(Extracted data entries)
────────
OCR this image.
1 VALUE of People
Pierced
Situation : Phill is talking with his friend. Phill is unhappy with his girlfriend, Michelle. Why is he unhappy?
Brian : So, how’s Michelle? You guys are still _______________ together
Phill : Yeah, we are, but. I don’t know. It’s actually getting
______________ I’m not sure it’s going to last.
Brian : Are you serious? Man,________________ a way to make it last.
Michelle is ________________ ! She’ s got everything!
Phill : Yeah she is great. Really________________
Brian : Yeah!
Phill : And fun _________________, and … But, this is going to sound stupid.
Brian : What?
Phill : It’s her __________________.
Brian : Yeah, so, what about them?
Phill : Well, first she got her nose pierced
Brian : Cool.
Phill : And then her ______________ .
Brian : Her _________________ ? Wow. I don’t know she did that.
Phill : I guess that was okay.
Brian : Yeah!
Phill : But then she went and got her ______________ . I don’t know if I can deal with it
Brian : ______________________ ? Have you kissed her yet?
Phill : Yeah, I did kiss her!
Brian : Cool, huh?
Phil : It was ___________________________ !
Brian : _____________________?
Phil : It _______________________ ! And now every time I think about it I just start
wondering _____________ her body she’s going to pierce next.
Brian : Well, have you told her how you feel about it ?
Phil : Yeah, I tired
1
────────
### Task prompt
Retype the listing exactly, in full.

### Response below
OCR this image.
1 VALUE of People
Pierced
Situation : Phill is talking with his friend. Phill is unhappy with his girlfriend, Michelle. Why is he unhappy?
Brian : So, how’s Michelle? You guys are still _______________ together
Phill : Yeah, we are, but. I don’t know. It’s actually getting
______________ I’m not sure it’s going to last.
Brian : Are you serious? Man,________________ a way to make it last.
Michelle is ________________ ! She’ s got everything!
Phill : Yeah she is great. Really________________
Brian : Yeah!
Phill : And fun _________________, and … But, this is going to sound stupid.
Brian : What?
Phill : It’s her __________________.
Brian : Yeah, so, what about them?
Phill : Well, first she got her nose pierced
Brian : Cool.
Phill : And then her ______________ .
Brian : Her _________________ ? Wow. I don’t know she did that.
Phill : I guess that was okay.
Brian : Yeah!
Phill : But then she went and got her ______________ . I don’t know if I can deal with it
Brian : ______________________ ? Have you kissed her yet?
Phill : Yeah, I did kiss her!
Brian : Cool, huh?
Phil : It was ___________________________ !
Brian : _____________________?
Phil : It _______________________ ! And now every time I think about it I just start
wondering _____________ her body she’s going to pierce next.
Brian : Well, have you told her how you feel about it ?
Phil : Yeah, I tired
1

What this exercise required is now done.